What the task requires
Reproduce verbatim every line of the entries from the first one through the line that holds "legend-label: Amplitude gesamt", both ends included.

===== Dataset rows =====

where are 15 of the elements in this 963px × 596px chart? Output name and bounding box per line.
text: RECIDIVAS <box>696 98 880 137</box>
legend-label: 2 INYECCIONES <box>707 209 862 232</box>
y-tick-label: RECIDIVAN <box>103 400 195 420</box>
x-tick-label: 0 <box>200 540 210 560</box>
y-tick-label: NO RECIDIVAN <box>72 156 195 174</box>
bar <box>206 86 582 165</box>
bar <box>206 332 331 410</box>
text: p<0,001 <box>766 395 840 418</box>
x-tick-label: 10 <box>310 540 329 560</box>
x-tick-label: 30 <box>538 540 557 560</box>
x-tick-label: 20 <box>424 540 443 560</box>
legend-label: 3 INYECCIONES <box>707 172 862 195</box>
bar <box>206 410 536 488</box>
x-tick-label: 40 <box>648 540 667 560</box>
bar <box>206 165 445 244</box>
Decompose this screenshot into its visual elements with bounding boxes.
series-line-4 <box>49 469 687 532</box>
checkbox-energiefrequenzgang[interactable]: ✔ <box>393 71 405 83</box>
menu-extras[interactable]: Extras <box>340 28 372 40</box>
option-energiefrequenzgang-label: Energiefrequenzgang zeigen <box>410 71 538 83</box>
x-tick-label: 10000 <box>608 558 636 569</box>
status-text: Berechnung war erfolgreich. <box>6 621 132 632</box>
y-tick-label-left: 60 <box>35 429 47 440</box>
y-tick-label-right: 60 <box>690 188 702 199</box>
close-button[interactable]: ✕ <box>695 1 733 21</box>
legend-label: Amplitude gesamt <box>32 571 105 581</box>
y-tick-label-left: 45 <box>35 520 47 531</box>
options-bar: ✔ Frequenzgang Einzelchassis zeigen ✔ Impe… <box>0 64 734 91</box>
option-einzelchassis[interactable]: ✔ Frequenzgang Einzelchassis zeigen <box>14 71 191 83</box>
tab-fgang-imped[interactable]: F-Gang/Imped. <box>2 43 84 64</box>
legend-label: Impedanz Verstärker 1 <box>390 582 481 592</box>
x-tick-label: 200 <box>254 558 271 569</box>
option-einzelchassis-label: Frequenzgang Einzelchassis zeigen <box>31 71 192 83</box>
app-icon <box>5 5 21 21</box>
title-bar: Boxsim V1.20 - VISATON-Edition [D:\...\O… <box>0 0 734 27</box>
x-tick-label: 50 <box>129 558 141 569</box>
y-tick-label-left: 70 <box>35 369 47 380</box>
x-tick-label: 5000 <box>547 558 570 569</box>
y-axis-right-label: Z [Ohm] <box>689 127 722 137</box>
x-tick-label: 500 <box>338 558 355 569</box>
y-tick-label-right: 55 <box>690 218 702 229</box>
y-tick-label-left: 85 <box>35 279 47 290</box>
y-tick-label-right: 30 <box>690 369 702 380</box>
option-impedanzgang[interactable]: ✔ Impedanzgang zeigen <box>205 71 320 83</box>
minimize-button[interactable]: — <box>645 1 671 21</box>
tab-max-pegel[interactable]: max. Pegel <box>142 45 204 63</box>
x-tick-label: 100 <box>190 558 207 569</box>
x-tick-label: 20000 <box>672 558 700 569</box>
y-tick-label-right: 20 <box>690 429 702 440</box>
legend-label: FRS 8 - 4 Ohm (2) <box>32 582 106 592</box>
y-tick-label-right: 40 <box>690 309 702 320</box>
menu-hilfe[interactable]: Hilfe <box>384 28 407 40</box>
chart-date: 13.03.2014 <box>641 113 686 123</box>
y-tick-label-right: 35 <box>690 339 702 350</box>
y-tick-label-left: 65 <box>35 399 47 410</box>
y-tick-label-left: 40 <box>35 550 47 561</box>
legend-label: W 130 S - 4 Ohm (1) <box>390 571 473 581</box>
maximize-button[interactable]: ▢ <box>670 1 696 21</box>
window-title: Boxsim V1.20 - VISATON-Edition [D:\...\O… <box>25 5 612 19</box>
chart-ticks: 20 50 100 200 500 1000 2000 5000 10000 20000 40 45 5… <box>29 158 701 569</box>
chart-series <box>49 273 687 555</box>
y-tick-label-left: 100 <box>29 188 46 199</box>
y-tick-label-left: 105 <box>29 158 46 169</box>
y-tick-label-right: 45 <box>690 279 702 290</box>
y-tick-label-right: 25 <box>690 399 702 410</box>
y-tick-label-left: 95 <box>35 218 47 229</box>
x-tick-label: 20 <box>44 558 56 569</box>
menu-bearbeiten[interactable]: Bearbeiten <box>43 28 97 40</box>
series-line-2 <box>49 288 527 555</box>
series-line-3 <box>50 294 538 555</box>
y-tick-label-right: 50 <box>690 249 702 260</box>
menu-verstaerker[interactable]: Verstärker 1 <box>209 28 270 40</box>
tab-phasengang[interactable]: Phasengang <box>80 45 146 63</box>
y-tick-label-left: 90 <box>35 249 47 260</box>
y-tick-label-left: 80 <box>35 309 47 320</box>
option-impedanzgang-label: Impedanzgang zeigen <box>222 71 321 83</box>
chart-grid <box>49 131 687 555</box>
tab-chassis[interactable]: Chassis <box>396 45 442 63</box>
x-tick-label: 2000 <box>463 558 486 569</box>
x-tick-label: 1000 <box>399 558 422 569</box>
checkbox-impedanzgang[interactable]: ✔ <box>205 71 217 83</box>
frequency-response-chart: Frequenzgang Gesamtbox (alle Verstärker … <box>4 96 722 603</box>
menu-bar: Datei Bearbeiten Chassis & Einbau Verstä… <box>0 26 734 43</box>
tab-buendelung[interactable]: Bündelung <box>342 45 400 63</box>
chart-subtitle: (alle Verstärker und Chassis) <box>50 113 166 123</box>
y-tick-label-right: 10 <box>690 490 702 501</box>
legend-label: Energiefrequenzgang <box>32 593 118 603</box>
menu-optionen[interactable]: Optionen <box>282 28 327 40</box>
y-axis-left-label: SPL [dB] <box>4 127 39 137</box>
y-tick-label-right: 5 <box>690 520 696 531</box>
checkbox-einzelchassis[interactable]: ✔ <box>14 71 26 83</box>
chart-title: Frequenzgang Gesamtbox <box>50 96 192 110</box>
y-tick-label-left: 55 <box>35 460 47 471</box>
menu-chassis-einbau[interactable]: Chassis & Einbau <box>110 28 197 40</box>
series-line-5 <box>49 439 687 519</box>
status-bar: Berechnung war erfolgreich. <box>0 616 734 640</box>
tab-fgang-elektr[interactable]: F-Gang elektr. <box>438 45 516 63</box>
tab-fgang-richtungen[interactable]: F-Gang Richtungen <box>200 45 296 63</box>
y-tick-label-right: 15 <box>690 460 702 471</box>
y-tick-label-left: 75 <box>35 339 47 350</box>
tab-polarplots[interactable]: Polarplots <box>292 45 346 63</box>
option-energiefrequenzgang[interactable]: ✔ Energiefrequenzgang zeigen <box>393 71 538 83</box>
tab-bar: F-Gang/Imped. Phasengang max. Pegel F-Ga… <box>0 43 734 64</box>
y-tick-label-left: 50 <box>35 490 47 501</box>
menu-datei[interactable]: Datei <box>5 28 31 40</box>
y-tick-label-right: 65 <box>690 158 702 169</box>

=====

Output of the task
where are 15 of the elements in this 963px × 596px chart? Output name and bounding box per line.
text: RECIDIVAS <box>696 98 880 137</box>
legend-label: 2 INYECCIONES <box>707 209 862 232</box>
y-tick-label: RECIDIVAN <box>103 400 195 420</box>
x-tick-label: 0 <box>200 540 210 560</box>
y-tick-label: NO RECIDIVAN <box>72 156 195 174</box>
bar <box>206 86 582 165</box>
bar <box>206 332 331 410</box>
text: p<0,001 <box>766 395 840 418</box>
x-tick-label: 10 <box>310 540 329 560</box>
x-tick-label: 30 <box>538 540 557 560</box>
x-tick-label: 20 <box>424 540 443 560</box>
legend-label: 3 INYECCIONES <box>707 172 862 195</box>
bar <box>206 410 536 488</box>
x-tick-label: 40 <box>648 540 667 560</box>
bar <box>206 165 445 244</box>
Decompose this screenshot into its visual elements with bounding boxes.
series-line-4 <box>49 469 687 532</box>
checkbox-energiefrequenzgang[interactable]: ✔ <box>393 71 405 83</box>
menu-extras[interactable]: Extras <box>340 28 372 40</box>
option-energiefrequenzgang-label: Energiefrequenzgang zeigen <box>410 71 538 83</box>
x-tick-label: 10000 <box>608 558 636 569</box>
status-text: Berechnung war erfolgreich. <box>6 621 132 632</box>
y-tick-label-left: 60 <box>35 429 47 440</box>
y-tick-label-right: 60 <box>690 188 702 199</box>
close-button[interactable]: ✕ <box>695 1 733 21</box>
legend-label: Amplitude gesamt <box>32 571 105 581</box>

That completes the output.